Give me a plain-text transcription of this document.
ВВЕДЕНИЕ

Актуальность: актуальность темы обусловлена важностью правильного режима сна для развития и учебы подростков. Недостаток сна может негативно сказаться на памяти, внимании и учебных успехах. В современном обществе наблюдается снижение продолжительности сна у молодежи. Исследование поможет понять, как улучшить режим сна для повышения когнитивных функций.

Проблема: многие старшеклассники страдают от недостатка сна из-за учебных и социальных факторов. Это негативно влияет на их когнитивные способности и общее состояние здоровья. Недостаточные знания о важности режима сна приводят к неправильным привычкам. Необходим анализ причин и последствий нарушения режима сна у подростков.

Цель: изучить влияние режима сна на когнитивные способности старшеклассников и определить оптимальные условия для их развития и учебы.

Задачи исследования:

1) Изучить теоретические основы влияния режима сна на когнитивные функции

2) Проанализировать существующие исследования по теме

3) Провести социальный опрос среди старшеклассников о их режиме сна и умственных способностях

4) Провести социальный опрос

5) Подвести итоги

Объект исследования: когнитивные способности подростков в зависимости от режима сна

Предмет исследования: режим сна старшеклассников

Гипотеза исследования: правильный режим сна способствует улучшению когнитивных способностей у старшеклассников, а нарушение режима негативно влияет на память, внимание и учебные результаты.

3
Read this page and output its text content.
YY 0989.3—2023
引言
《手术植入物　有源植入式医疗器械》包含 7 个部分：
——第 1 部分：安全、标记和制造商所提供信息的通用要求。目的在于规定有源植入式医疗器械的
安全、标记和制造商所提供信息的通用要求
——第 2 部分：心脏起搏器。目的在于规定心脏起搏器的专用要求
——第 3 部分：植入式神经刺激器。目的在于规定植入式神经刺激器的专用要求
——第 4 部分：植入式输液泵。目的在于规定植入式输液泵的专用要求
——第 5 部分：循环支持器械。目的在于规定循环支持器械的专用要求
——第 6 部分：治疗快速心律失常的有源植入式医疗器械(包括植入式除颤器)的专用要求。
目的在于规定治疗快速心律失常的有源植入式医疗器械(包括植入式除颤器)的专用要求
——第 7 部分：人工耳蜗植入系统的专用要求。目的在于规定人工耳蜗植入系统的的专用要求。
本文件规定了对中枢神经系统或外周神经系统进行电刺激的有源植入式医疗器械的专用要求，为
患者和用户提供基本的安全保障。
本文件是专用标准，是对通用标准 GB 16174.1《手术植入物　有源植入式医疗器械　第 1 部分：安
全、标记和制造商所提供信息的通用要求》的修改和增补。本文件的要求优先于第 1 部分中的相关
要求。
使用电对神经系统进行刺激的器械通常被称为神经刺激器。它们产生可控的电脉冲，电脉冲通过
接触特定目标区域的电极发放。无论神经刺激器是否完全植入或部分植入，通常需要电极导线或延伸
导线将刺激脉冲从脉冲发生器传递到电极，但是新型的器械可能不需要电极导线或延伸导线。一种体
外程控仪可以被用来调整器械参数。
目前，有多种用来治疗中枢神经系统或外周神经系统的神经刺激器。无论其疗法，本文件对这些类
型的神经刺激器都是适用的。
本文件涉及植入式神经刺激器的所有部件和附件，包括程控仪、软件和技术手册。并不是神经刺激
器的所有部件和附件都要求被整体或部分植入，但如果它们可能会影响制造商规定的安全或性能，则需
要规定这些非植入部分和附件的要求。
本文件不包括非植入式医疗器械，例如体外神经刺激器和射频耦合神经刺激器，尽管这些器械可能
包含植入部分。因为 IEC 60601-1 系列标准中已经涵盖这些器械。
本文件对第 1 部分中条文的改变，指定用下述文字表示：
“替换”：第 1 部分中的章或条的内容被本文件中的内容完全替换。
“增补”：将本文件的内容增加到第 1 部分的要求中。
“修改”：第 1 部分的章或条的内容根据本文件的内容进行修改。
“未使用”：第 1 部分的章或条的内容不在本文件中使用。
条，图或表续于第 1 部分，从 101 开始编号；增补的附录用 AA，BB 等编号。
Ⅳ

──────────────────────────────

JOB: List each line holding the string "包括植入式除颤器".

FINAL RESULT:
——第 6 部分：治疗快速心律失常的有源植入式医疗器械(包括植入式除颤器)的专用要求。
目的在于规定治疗快速心律失常的有源植入式医疗器械(包括植入式除颤器)的专用要求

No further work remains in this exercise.